The showcase science programme at the JCMT remains the JCMT Legacy Survey (JLS), covering debris disks, star formation near and far within our Galaxy, nearby Galaxies, and cosmology. Over the last nine months we have managed to increase the completion fraction of the survey, from about 50% to over 75%, despite a dismal winter for sub-millimetre observing on Maunakea. All six of the SCUBA-2 legacy surveys now have a majority of their observations in hand, with the debris disk survey reaching 100% completion in August. Our recent efforts to streamline the observing process and extend observing into the morning hours through limited remote operations have clearly paid off. Of course it also helps when the nightly fault rate for the telescope drops well below 5% of clear-sky time – an impressive threshold for a twenty-seven year old telescope with complex cryogenic and superconducting instrumentation. Kudos and mahalo to the dedicated JAC staff!

### Aim
Extend the JCMT survey progress report past its final sentence.

### Provided information

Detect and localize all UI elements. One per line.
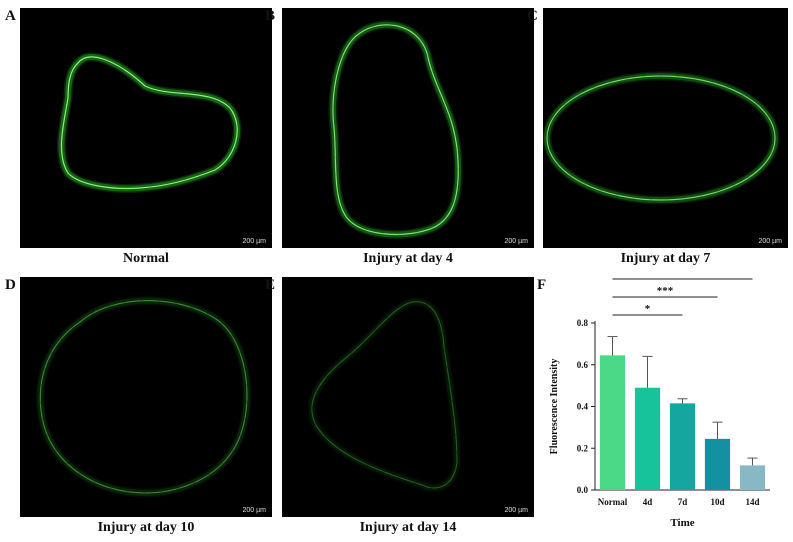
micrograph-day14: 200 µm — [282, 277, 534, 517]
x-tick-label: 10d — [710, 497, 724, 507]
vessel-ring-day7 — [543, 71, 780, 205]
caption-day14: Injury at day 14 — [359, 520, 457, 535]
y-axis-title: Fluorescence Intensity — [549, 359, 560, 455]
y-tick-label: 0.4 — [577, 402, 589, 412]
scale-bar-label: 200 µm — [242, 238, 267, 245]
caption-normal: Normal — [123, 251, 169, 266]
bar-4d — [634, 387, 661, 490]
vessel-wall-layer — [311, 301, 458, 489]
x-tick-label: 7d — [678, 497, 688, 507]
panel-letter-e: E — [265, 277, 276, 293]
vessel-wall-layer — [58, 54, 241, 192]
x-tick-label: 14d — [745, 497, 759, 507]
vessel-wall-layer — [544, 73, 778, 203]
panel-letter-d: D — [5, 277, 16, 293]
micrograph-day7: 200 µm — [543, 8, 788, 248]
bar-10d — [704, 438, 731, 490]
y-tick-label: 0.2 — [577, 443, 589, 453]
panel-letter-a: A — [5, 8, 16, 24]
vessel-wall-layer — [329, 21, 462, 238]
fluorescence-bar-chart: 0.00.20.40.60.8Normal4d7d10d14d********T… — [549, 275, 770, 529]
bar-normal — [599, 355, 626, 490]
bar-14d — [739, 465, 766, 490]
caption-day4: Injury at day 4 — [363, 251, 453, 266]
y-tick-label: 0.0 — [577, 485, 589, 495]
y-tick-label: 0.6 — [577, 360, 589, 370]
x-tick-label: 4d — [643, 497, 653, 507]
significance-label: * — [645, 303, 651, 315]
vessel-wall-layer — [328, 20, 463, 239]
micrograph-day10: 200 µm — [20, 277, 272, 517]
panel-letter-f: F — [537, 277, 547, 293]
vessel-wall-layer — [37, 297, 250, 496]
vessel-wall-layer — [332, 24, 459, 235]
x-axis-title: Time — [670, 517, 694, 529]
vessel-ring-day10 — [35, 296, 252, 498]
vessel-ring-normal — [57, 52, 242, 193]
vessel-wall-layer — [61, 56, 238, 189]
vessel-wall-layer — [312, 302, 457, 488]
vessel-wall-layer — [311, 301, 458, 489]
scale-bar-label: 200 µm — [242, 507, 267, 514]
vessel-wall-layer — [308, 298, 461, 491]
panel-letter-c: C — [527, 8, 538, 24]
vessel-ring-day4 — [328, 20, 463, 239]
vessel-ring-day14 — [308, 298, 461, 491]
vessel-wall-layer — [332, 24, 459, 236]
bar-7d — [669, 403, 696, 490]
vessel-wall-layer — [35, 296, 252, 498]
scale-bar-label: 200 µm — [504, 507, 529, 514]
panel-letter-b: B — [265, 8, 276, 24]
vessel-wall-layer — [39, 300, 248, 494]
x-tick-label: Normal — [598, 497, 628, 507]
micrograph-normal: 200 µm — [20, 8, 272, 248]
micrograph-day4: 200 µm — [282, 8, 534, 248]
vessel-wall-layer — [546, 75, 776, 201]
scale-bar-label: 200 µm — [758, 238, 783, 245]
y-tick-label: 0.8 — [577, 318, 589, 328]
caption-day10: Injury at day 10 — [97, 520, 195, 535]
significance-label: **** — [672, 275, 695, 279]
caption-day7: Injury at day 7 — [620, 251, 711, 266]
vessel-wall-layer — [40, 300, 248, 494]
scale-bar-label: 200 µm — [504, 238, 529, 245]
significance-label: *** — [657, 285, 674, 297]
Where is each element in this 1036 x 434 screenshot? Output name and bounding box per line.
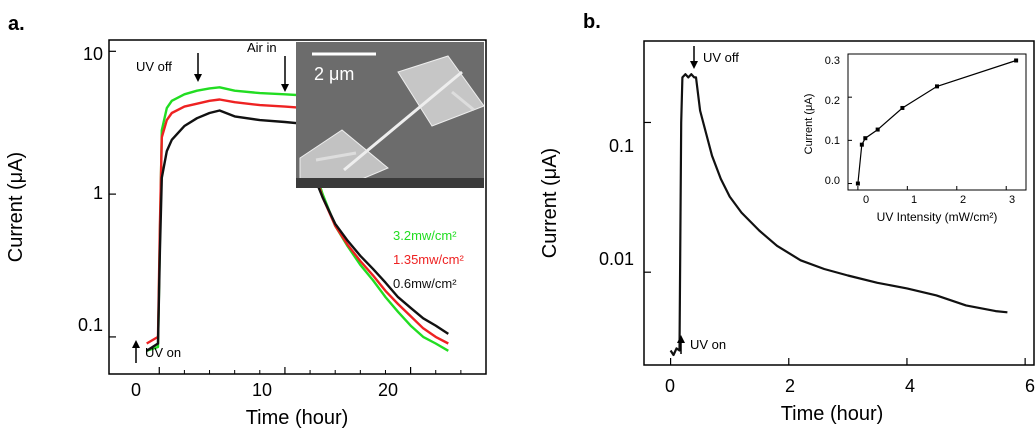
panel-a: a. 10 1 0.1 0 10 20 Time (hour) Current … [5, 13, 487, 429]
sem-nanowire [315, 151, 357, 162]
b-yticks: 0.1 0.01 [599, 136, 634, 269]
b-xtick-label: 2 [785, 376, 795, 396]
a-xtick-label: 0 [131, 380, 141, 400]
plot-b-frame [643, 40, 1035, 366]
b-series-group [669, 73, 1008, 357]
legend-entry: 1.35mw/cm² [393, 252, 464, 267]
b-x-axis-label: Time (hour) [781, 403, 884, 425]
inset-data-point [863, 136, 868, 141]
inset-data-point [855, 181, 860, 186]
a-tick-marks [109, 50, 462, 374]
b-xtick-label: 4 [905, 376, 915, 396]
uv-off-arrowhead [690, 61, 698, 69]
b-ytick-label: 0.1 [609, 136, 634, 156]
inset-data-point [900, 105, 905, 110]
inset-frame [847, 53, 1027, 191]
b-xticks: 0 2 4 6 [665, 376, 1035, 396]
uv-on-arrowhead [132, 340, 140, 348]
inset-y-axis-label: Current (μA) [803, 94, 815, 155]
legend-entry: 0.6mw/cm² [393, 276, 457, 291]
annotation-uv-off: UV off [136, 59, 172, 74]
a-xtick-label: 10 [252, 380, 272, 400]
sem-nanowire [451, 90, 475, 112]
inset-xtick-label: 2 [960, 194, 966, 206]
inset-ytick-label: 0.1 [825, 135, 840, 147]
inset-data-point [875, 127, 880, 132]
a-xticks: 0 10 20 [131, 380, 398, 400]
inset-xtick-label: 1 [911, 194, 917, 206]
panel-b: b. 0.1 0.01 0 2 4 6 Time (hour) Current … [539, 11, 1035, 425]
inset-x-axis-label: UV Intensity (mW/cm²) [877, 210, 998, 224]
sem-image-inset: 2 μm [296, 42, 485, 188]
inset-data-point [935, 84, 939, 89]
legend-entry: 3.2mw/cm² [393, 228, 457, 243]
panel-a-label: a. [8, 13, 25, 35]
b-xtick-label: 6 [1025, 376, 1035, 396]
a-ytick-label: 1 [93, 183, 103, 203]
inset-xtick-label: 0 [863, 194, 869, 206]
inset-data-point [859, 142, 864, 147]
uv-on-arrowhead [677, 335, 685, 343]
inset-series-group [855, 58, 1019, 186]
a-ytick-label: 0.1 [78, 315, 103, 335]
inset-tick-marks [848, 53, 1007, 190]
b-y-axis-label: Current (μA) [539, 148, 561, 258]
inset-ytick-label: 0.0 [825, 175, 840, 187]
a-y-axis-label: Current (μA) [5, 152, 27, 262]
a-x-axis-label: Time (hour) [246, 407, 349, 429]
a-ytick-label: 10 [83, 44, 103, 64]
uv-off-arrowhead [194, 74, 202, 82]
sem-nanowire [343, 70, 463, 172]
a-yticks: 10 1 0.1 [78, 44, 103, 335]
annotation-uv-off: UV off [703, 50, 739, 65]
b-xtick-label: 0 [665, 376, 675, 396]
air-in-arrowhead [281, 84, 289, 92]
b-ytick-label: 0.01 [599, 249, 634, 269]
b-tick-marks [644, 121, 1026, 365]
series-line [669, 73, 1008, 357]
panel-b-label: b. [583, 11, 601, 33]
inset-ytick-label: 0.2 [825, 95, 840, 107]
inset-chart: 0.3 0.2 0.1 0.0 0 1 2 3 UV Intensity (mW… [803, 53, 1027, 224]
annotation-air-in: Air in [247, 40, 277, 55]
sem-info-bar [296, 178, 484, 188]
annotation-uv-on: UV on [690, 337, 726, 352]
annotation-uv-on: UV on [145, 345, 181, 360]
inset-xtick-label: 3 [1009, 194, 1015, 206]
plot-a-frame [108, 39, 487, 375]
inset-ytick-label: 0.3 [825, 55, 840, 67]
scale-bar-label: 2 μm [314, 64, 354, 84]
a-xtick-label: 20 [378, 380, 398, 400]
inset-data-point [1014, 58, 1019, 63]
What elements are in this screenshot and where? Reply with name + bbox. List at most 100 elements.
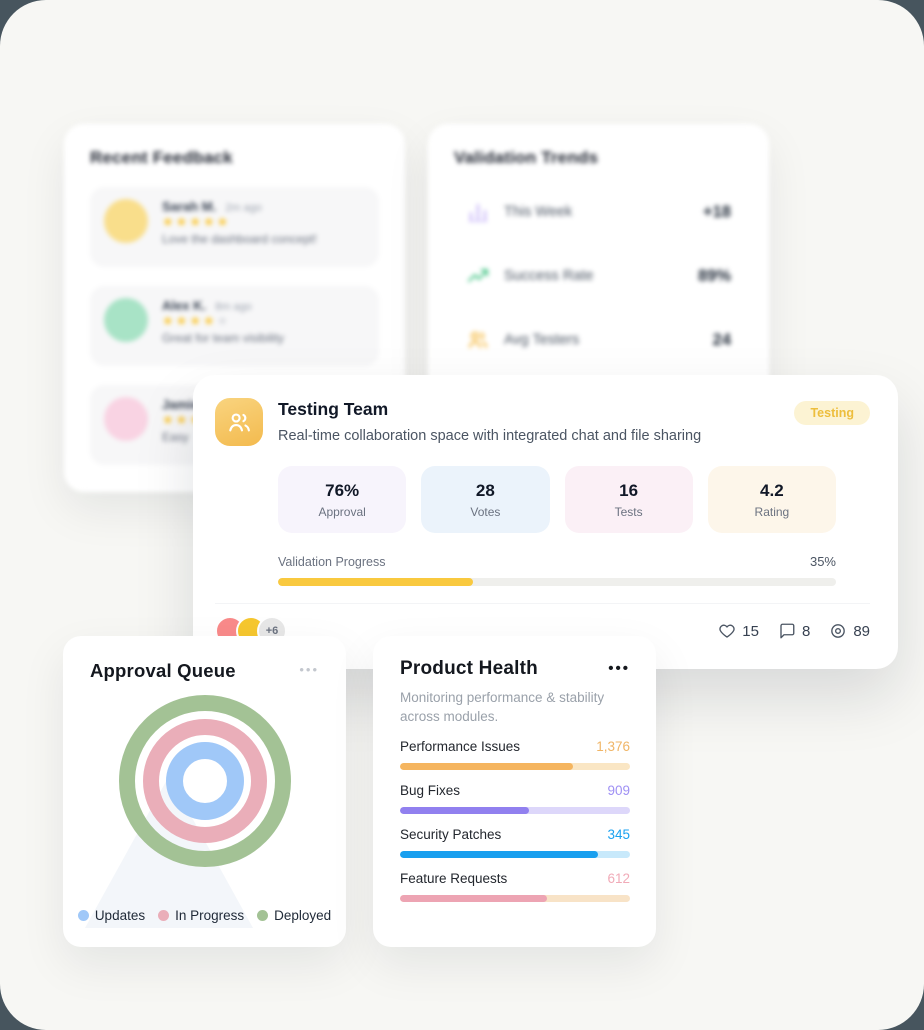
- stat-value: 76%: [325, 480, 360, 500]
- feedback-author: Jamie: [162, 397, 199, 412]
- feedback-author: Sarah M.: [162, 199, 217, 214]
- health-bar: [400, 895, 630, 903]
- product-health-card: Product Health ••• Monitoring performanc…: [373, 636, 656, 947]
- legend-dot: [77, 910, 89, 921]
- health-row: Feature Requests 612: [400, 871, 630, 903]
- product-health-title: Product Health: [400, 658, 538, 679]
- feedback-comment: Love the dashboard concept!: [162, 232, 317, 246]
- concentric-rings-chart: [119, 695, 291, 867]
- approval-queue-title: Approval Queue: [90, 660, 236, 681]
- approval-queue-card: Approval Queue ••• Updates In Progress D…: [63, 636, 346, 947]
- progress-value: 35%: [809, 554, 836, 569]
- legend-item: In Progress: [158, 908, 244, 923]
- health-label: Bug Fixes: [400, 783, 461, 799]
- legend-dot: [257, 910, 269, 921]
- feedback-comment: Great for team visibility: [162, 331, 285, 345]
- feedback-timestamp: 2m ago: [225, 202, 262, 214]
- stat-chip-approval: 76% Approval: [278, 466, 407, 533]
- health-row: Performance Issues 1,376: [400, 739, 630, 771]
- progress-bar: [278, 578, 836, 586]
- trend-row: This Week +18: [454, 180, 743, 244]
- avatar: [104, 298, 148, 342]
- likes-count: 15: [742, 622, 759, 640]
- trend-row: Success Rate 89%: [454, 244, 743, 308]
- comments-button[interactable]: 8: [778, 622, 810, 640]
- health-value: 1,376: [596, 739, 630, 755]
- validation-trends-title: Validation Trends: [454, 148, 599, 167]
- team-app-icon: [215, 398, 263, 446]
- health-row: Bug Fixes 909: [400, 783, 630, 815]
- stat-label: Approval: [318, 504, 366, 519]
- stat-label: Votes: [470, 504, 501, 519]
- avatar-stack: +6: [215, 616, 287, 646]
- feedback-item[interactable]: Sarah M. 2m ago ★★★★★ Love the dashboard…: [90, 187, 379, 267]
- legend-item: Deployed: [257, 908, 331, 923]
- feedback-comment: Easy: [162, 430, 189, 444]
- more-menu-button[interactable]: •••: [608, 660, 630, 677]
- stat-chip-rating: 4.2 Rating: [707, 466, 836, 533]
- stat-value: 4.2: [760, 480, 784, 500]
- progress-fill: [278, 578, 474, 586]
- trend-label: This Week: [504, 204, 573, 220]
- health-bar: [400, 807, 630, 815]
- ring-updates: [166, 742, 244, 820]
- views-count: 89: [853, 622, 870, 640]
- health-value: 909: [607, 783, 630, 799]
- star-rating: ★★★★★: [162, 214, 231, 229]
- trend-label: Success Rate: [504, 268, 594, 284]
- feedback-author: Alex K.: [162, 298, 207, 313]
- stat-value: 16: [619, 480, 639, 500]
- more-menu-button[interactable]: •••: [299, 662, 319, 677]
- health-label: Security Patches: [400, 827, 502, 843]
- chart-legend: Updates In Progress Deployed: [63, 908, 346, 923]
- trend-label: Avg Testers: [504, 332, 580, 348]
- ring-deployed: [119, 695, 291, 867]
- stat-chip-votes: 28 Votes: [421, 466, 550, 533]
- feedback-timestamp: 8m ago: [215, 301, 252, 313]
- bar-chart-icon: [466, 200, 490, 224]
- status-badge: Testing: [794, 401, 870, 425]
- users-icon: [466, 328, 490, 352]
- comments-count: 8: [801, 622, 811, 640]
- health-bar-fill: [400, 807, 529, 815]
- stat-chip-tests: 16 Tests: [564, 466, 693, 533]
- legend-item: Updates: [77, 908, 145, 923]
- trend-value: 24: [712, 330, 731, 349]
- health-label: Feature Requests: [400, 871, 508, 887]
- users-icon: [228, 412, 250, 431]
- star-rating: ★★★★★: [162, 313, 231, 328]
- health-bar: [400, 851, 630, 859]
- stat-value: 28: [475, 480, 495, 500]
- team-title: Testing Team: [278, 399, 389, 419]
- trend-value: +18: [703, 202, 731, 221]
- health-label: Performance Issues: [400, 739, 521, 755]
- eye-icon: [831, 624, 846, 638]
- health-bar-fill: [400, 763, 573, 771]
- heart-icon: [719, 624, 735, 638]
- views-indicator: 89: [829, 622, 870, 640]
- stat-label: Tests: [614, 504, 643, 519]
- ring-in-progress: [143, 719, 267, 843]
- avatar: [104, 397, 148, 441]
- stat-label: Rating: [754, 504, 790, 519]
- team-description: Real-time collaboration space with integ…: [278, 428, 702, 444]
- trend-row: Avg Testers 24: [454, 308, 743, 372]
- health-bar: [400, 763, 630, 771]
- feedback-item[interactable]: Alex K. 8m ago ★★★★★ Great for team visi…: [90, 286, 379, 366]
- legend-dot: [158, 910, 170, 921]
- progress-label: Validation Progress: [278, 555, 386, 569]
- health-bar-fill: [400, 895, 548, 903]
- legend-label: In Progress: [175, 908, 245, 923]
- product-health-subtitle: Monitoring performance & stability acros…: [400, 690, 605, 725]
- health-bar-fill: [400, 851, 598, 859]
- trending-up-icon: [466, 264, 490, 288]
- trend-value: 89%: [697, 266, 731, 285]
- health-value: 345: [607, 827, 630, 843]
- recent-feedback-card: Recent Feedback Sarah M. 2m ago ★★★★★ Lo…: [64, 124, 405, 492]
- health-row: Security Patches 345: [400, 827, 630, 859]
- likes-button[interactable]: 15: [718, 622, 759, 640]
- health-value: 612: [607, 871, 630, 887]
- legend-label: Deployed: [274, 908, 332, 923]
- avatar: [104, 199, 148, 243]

### Result for this task
We anticipate that JLS observations will be taken throughout much of the Fall as negotiations continue with the East Asian consortium, soon to be known as the East Asian Observatory (EAO), on the smooth transfer of the telescope. Looking further into the future, it is clear that large legacy surveys will be a continuing tradition at the JCMT, and Canadians are being asked to help define these priorities. A number of us will be taking part in a meeting in the UK near the end of September where new and expanded surveys for the JCMT will be developed. Christine Wilson (McMaster) continues to lead the Canadian effort for continued JCMT involvement beyond the NRC Herzberg era.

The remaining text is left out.